> **What the task asks**: Your reply should be a single number, the count of lines in the records that contain "complete".

> **Exercise material**:
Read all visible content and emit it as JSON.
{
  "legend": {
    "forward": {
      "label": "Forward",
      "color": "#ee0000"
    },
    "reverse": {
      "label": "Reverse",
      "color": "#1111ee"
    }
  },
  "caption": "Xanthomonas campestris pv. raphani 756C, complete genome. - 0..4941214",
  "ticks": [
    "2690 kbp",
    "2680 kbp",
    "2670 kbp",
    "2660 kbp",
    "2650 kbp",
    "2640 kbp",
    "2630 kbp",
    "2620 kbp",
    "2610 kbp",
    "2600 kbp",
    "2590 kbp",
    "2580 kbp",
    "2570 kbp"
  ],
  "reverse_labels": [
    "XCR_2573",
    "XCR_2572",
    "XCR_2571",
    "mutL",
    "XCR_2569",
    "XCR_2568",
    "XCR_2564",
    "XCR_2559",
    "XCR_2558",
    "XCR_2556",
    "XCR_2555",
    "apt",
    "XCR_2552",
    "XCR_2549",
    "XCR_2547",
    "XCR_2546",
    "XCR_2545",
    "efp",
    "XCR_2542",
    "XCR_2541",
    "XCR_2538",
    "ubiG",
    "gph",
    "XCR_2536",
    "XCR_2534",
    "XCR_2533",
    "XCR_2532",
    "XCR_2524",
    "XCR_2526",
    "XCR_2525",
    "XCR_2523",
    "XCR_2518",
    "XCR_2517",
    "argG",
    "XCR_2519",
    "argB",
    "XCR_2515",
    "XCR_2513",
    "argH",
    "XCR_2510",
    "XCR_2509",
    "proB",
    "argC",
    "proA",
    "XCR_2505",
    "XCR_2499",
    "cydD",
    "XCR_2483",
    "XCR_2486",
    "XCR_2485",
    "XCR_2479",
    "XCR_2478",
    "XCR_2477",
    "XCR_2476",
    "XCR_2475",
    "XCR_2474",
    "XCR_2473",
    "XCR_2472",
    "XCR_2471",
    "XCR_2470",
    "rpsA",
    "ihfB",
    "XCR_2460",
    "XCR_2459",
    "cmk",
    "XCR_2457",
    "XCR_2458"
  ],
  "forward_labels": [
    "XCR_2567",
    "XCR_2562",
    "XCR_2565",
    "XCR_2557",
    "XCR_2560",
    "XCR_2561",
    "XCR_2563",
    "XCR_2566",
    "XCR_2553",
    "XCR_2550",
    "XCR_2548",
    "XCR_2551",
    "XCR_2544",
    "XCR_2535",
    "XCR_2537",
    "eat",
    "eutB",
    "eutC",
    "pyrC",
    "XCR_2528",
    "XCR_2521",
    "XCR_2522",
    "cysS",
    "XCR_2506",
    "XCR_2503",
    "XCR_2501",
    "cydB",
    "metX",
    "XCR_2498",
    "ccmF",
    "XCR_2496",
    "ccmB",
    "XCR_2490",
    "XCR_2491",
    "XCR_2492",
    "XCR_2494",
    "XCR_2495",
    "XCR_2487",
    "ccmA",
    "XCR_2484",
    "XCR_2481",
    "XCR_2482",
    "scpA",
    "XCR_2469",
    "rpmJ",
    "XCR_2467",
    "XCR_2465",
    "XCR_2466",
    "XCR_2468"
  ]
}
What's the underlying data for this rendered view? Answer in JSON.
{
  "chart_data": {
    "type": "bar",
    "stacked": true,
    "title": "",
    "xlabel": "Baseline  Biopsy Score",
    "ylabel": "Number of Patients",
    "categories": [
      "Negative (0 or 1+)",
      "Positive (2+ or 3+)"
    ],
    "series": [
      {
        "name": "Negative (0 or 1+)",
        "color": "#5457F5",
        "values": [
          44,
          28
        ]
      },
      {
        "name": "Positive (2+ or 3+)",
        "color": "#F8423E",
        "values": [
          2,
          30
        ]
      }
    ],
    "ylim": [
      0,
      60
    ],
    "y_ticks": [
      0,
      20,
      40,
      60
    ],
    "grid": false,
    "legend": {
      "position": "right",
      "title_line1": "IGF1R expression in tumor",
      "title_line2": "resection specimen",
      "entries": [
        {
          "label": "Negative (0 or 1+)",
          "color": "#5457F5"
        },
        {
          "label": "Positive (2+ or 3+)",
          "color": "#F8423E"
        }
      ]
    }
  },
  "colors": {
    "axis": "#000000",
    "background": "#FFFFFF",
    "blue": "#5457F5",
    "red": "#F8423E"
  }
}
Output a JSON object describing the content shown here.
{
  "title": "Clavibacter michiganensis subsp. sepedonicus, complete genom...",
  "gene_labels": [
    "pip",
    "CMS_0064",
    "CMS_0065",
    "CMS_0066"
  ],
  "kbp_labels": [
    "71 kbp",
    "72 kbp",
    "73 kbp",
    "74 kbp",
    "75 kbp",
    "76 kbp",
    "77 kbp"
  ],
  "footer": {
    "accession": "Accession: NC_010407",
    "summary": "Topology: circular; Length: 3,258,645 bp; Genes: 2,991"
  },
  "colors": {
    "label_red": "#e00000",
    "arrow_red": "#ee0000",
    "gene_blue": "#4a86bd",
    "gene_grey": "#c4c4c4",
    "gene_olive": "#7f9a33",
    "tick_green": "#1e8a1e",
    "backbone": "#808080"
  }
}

> **Output for this task**: 2